Direction: Could you repeat these lines with every "Days Payable Outstanding" swapped for "DPO" and nothing else altered?
====
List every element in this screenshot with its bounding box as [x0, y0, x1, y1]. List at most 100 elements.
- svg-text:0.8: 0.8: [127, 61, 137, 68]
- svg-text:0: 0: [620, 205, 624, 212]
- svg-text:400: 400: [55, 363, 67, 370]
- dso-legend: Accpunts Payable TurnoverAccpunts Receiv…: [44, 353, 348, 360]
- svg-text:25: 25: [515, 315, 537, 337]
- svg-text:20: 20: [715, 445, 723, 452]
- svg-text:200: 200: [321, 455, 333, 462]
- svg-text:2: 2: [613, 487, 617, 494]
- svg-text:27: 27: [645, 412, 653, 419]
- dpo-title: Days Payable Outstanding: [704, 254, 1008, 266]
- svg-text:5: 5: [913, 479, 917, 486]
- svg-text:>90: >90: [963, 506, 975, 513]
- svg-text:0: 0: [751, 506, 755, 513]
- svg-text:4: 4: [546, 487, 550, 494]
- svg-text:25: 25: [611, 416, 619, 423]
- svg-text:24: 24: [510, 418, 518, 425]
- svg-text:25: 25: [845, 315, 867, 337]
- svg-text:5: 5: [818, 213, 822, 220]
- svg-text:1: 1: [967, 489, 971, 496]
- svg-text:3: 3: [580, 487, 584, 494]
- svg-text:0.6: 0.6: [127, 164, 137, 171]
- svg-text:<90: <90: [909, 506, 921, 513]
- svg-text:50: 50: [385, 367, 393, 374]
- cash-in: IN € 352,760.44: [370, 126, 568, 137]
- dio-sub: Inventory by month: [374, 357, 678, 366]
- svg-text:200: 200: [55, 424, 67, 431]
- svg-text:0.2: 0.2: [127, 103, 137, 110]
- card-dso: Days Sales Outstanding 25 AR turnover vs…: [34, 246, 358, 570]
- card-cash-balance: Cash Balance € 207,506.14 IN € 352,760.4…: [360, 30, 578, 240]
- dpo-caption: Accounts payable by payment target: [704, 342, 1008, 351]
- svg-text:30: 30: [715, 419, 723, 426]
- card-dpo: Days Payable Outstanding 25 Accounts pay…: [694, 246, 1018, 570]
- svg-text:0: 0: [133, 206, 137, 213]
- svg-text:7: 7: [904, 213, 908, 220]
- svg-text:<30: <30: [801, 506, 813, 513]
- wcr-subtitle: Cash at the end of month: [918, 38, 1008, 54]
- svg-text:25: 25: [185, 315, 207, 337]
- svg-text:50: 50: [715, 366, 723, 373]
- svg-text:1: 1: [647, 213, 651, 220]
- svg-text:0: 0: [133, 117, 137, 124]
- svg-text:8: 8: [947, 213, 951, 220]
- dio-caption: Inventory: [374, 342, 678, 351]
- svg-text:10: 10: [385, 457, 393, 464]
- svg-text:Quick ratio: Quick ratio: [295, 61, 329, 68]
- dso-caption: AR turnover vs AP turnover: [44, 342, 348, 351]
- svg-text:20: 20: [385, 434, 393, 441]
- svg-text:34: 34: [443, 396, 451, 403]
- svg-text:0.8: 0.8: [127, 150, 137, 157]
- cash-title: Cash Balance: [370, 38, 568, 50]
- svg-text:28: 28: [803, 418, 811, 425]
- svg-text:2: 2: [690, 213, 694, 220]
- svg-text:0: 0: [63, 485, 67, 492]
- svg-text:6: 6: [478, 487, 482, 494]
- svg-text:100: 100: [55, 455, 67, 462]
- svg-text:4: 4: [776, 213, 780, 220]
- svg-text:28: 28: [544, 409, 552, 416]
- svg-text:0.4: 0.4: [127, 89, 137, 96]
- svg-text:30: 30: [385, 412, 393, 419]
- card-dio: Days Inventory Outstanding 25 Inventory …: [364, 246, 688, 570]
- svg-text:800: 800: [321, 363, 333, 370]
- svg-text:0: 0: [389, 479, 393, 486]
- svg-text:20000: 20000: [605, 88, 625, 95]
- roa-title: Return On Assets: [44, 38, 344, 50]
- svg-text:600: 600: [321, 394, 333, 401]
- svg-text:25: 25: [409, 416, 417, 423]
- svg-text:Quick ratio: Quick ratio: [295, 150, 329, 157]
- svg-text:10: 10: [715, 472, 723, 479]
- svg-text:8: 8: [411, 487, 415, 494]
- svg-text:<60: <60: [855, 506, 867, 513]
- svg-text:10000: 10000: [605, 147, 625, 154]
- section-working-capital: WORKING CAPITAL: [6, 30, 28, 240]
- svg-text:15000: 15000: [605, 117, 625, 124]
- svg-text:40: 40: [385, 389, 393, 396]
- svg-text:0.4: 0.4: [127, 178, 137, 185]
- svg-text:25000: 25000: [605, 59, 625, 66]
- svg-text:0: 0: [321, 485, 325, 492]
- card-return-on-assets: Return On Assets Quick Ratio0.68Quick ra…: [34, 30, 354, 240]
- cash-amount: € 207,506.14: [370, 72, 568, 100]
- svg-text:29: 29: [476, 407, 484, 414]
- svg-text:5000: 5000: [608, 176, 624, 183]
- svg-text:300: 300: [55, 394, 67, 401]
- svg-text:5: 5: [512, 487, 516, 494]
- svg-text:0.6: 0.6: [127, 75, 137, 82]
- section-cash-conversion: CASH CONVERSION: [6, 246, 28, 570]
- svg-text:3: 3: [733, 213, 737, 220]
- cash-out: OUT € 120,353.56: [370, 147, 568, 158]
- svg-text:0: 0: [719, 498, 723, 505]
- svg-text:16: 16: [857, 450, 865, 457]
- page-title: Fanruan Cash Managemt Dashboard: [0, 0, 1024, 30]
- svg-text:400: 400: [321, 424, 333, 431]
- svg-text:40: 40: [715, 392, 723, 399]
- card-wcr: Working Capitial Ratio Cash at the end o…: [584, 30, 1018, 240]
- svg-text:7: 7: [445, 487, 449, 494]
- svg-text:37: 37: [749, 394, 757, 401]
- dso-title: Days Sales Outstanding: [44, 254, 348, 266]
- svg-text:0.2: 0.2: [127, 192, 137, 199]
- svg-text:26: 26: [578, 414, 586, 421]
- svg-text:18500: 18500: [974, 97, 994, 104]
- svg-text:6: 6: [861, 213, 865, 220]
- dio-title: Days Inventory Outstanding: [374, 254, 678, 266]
====
Answer for the task:
List every element in this screenshot with its bounding box as [x0, y0, x1, y1]. List at most 100 elements.
- svg-text:0.8: 0.8: [127, 61, 137, 68]
- svg-text:0: 0: [620, 205, 624, 212]
- svg-text:400: 400: [55, 363, 67, 370]
- dso-legend: Accpunts Payable TurnoverAccpunts Receiv…: [44, 353, 348, 360]
- svg-text:25: 25: [515, 315, 537, 337]
- svg-text:20: 20: [715, 445, 723, 452]
- svg-text:200: 200: [321, 455, 333, 462]
- svg-text:2: 2: [613, 487, 617, 494]
- svg-text:27: 27: [645, 412, 653, 419]
- dpo-title: DPO: [704, 254, 1008, 266]
- svg-text:5: 5: [913, 479, 917, 486]
- svg-text:>90: >90: [963, 506, 975, 513]
- svg-text:0: 0: [751, 506, 755, 513]
- svg-text:4: 4: [546, 487, 550, 494]
- svg-text:25: 25: [611, 416, 619, 423]
- svg-text:24: 24: [510, 418, 518, 425]
- svg-text:25: 25: [845, 315, 867, 337]
- svg-text:5: 5: [818, 213, 822, 220]
- svg-text:1: 1: [967, 489, 971, 496]
- svg-text:3: 3: [580, 487, 584, 494]
- svg-text:0.6: 0.6: [127, 164, 137, 171]
- svg-text:<90: <90: [909, 506, 921, 513]
- svg-text:50: 50: [385, 367, 393, 374]
- cash-in: IN € 352,760.44: [370, 126, 568, 137]
- dio-sub: Inventory by month: [374, 357, 678, 366]
- svg-text:200: 200: [55, 424, 67, 431]
- svg-text:0.2: 0.2: [127, 103, 137, 110]
- card-dso: Days Sales Outstanding 25 AR turnover vs…: [34, 246, 358, 570]
- card-cash-balance: Cash Balance € 207,506.14 IN € 352,760.4…: [360, 30, 578, 240]
- dpo-caption: Accounts payable by payment target: [704, 342, 1008, 351]
- svg-text:30: 30: [715, 419, 723, 426]
- card-dpo: DPO 25 Accounts pay…: [694, 246, 1018, 570]
- svg-text:0: 0: [133, 206, 137, 213]
- svg-text:7: 7: [904, 213, 908, 220]
- svg-text:<30: <30: [801, 506, 813, 513]
- wcr-subtitle: Cash at the end of month: [918, 38, 1008, 54]
- svg-text:25: 25: [185, 315, 207, 337]
- svg-text:50: 50: [715, 366, 723, 373]
- svg-text:1: 1: [647, 213, 651, 220]
- svg-text:0: 0: [133, 117, 137, 124]
- svg-text:8: 8: [947, 213, 951, 220]
- dio-caption: Inventory: [374, 342, 678, 351]
- svg-text:10: 10: [385, 457, 393, 464]
- svg-text:Quick ratio: Quick ratio: [295, 61, 329, 68]
- dso-caption: AR turnover vs AP turnover: [44, 342, 348, 351]
- svg-text:20: 20: [385, 434, 393, 441]
- svg-text:34: 34: [443, 396, 451, 403]
- svg-text:0.8: 0.8: [127, 150, 137, 157]
- cash-title: Cash Balance: [370, 38, 568, 50]
- svg-text:28: 28: [803, 418, 811, 425]
- svg-text:2: 2: [690, 213, 694, 220]
- svg-text:0: 0: [63, 485, 67, 492]
- svg-text:6: 6: [478, 487, 482, 494]
- svg-text:100: 100: [55, 455, 67, 462]
- svg-text:4: 4: [776, 213, 780, 220]
- svg-text:28: 28: [544, 409, 552, 416]
- svg-text:0.4: 0.4: [127, 89, 137, 96]
- svg-text:30: 30: [385, 412, 393, 419]
- card-dio: Days Inventory Outstanding 25 Inventory …: [364, 246, 688, 570]
- svg-text:800: 800: [321, 363, 333, 370]
- svg-text:0: 0: [389, 479, 393, 486]
- svg-text:20000: 20000: [605, 88, 625, 95]
- roa-title: Return On Assets: [44, 38, 344, 50]
- svg-text:600: 600: [321, 394, 333, 401]
- svg-text:25: 25: [409, 416, 417, 423]
- svg-text:Quick ratio: Quick ratio: [295, 150, 329, 157]
- svg-text:10: 10: [715, 472, 723, 479]
- svg-text:8: 8: [411, 487, 415, 494]
- svg-text:<60: <60: [855, 506, 867, 513]
- svg-text:10000: 10000: [605, 147, 625, 154]
- section-working-capital: WORKING CAPITAL: [6, 30, 28, 240]
- svg-text:15000: 15000: [605, 117, 625, 124]
- svg-text:40: 40: [385, 389, 393, 396]
- svg-text:0.4: 0.4: [127, 178, 137, 185]
- svg-text:25000: 25000: [605, 59, 625, 66]
- svg-text:0: 0: [321, 485, 325, 492]
- card-return-on-assets: Return On Assets Quick Ratio0.68Quick ra…: [34, 30, 354, 240]
- cash-amount: € 207,506.14: [370, 72, 568, 100]
- svg-text:29: 29: [476, 407, 484, 414]
- svg-text:5000: 5000: [608, 176, 624, 183]
- svg-text:300: 300: [55, 394, 67, 401]
- svg-text:5: 5: [512, 487, 516, 494]
- svg-text:0.6: 0.6: [127, 75, 137, 82]
- section-cash-conversion: CASH CONVERSION: [6, 246, 28, 570]
- svg-text:3: 3: [733, 213, 737, 220]
- cash-out: OUT € 120,353.56: [370, 147, 568, 158]
- svg-text:0: 0: [719, 498, 723, 505]
- svg-text:16: 16: [857, 450, 865, 457]
- page-title: Fanruan Cash Managemt Dashboard: [0, 0, 1024, 30]
- svg-text:400: 400: [321, 424, 333, 431]
- svg-text:40: 40: [715, 392, 723, 399]
- card-wcr: Working Capitial Ratio Cash at the end o…: [584, 30, 1018, 240]
- svg-text:7: 7: [445, 487, 449, 494]
- svg-text:37: 37: [749, 394, 757, 401]
- dso-title: Days Sales Outstanding: [44, 254, 348, 266]
- svg-text:0.2: 0.2: [127, 192, 137, 199]
- svg-text:26: 26: [578, 414, 586, 421]
- svg-text:18500: 18500: [974, 97, 994, 104]
- svg-text:6: 6: [861, 213, 865, 220]
- dio-title: Days Inventory Outstanding: [374, 254, 678, 266]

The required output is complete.